**INSTRUCTIONS TO FOLLOW:** For the records below, say how many lines contain the string "marker". Give the number only.
* start EXTRACTED INFORMATION *
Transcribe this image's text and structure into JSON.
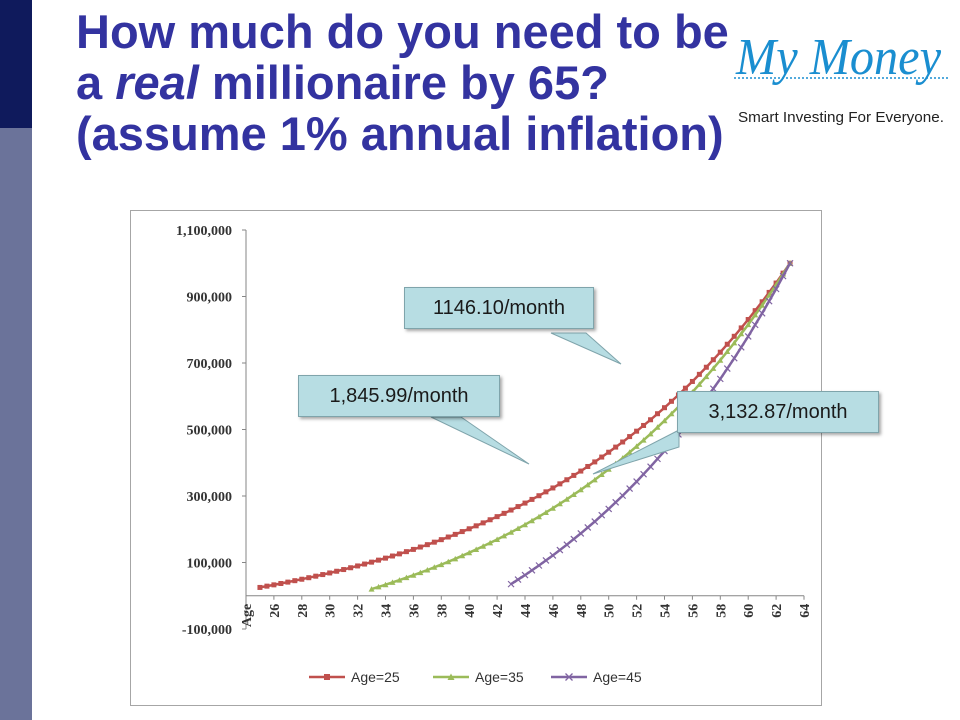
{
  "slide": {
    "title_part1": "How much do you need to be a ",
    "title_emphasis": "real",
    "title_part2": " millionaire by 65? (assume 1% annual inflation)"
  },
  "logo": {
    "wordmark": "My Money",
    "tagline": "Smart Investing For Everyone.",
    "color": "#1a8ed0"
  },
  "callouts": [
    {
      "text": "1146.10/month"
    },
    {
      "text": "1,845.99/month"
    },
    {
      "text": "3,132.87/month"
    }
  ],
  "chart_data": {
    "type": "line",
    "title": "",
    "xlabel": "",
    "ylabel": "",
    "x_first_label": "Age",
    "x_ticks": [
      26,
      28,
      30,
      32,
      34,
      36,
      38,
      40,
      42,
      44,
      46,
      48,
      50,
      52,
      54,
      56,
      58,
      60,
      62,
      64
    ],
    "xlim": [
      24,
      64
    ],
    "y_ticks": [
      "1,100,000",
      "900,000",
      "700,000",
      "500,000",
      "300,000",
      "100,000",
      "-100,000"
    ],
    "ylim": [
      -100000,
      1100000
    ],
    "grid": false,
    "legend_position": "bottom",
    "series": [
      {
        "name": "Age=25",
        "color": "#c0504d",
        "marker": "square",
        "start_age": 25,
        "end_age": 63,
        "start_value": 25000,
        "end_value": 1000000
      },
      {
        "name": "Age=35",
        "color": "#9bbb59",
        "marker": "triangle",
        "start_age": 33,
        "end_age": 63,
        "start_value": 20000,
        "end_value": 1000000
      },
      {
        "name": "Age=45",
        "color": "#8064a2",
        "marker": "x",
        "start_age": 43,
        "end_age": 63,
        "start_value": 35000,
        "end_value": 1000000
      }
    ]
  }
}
* end EXTRACTED INFORMATION *
* start EXTRACTED INFORMATION *
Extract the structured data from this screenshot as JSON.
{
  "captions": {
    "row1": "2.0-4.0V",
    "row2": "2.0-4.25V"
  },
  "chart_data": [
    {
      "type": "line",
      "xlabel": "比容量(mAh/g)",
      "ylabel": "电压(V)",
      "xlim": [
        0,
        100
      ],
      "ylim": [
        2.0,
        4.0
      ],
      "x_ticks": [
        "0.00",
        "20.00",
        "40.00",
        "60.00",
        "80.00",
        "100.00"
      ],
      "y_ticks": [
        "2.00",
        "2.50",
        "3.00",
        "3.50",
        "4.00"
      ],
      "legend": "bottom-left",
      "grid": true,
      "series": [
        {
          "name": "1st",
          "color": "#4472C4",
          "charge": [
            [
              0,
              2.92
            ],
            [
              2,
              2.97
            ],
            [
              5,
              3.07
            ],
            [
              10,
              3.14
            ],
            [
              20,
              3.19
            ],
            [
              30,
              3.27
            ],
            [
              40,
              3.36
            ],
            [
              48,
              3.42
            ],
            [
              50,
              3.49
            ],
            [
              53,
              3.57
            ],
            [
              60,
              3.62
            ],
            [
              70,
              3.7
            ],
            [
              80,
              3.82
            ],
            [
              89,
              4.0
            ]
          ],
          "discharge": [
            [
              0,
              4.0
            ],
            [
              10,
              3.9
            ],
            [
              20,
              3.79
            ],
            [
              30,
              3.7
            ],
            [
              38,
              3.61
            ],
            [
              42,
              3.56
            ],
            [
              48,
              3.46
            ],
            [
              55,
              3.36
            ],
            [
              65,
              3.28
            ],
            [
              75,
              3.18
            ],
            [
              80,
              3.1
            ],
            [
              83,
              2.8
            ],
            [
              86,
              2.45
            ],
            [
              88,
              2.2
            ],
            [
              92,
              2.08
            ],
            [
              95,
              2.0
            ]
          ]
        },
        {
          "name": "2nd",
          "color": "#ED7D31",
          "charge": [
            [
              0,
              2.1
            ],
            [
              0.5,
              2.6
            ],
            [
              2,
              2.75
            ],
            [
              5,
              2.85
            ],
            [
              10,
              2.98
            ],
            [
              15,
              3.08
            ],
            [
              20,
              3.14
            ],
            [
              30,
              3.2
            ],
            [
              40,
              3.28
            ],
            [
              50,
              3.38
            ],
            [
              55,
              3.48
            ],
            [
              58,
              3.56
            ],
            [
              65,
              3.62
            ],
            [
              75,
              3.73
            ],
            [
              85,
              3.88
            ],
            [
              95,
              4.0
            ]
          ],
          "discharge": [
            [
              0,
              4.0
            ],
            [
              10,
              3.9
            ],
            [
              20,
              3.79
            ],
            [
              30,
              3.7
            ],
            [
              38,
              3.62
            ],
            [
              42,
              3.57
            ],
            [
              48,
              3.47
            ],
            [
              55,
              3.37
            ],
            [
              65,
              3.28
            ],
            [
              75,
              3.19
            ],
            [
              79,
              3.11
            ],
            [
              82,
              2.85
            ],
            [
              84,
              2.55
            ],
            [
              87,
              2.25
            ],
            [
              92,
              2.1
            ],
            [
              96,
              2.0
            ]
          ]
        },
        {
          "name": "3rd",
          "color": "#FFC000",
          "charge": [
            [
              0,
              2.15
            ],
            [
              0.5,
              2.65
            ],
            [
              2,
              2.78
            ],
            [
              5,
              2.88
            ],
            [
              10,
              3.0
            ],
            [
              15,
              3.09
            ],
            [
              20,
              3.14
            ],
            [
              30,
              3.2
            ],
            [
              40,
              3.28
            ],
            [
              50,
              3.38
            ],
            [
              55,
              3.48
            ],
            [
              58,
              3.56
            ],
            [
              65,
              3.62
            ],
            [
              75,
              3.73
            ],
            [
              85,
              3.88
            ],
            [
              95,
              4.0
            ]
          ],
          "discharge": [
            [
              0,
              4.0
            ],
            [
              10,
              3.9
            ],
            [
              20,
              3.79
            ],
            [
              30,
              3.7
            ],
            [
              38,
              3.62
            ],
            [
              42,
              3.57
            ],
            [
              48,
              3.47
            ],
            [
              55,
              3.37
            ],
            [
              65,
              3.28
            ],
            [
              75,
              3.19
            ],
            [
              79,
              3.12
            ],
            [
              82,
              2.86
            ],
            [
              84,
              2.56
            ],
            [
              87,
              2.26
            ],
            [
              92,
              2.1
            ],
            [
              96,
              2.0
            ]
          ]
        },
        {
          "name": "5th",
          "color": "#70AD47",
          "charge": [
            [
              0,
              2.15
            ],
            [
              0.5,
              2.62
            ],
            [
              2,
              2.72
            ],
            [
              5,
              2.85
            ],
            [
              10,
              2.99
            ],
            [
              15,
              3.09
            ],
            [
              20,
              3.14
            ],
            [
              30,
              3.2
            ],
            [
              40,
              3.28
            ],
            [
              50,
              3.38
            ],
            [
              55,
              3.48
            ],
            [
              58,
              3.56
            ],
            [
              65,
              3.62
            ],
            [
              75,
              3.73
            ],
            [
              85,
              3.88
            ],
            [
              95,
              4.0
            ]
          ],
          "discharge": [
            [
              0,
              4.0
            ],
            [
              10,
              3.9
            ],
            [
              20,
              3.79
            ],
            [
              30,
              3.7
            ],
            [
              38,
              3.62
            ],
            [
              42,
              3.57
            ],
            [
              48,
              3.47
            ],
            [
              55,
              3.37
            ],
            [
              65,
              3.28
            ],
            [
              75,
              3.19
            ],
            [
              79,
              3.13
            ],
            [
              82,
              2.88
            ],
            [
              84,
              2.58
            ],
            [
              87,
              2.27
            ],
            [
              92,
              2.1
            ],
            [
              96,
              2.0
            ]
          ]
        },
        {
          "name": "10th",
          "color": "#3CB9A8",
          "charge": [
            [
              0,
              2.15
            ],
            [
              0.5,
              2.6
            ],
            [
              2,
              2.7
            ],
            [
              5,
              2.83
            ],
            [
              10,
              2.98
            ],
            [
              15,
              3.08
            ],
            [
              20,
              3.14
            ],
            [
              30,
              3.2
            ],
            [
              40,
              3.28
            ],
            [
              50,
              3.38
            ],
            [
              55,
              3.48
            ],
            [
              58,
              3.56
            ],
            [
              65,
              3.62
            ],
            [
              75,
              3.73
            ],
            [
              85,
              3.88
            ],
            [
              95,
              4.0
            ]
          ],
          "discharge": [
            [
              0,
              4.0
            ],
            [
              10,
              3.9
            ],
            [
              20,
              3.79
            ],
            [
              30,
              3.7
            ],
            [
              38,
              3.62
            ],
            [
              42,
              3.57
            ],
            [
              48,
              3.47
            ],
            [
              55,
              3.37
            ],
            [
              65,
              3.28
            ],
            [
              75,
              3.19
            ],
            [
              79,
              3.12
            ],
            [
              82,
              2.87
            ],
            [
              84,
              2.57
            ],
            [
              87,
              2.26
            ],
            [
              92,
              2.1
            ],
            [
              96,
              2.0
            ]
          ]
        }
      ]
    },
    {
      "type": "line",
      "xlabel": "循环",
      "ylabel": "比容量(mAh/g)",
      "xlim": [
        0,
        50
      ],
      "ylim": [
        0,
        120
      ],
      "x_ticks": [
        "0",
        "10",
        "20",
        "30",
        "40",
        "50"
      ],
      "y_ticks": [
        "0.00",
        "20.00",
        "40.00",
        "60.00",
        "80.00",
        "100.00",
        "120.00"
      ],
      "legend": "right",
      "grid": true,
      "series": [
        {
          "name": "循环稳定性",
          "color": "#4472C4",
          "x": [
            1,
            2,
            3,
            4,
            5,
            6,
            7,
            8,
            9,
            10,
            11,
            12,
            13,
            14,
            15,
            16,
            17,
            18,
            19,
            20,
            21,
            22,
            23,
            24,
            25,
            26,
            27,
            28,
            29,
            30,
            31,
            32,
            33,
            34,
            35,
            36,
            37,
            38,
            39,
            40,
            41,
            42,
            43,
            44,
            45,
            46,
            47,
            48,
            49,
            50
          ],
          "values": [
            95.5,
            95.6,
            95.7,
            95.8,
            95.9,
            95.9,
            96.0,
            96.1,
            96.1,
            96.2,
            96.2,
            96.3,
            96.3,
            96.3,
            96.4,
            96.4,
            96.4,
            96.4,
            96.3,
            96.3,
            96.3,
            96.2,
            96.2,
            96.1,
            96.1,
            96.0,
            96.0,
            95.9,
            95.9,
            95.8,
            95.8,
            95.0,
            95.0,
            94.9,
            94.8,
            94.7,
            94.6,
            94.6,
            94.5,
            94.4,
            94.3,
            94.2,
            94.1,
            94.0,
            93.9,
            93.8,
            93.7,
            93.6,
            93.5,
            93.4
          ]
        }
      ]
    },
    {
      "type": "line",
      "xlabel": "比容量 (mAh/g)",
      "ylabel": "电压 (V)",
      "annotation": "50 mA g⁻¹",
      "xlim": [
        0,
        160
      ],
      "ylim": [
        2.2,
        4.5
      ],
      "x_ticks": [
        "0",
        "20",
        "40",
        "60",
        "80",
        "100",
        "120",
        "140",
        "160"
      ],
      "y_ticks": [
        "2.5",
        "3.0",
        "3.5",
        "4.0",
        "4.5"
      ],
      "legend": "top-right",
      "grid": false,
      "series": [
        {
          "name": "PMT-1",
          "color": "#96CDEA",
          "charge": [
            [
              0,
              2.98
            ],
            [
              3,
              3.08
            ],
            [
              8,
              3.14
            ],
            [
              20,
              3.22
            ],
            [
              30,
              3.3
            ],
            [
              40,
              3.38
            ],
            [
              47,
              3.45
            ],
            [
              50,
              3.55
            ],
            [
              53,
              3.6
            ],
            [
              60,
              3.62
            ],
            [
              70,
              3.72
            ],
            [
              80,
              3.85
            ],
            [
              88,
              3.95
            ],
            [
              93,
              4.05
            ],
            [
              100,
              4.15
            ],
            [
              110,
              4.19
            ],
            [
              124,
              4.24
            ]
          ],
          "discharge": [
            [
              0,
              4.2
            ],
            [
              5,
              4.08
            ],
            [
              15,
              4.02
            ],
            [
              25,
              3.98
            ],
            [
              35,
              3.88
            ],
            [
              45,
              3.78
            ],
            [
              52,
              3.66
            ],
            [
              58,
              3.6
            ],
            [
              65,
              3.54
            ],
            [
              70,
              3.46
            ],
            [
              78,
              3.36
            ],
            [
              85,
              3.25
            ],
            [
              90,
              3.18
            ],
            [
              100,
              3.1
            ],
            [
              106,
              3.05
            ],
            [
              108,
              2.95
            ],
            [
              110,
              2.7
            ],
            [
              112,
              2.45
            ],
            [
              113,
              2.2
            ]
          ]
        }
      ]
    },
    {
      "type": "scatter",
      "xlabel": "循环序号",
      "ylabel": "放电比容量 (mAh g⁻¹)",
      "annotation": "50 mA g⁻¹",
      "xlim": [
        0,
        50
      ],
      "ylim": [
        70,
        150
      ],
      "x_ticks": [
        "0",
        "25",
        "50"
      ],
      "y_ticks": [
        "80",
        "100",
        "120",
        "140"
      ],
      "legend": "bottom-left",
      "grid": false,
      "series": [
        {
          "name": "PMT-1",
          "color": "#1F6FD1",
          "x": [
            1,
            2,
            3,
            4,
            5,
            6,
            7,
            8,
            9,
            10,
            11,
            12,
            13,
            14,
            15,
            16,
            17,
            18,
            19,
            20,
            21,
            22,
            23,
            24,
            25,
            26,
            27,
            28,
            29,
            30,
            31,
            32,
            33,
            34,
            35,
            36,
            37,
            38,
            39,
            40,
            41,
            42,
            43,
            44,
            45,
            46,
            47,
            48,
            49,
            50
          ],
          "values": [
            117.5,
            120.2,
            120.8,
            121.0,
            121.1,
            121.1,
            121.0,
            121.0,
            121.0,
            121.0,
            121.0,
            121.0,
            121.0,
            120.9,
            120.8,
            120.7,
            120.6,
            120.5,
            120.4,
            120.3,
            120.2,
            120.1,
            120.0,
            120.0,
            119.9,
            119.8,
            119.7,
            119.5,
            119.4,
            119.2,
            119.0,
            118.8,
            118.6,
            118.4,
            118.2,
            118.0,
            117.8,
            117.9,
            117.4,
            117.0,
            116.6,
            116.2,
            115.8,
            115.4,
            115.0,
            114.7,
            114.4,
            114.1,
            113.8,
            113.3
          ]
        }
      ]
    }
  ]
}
* end EXTRACTED INFORMATION *
**OUTPUT FOR THIS EXERCISE:** 3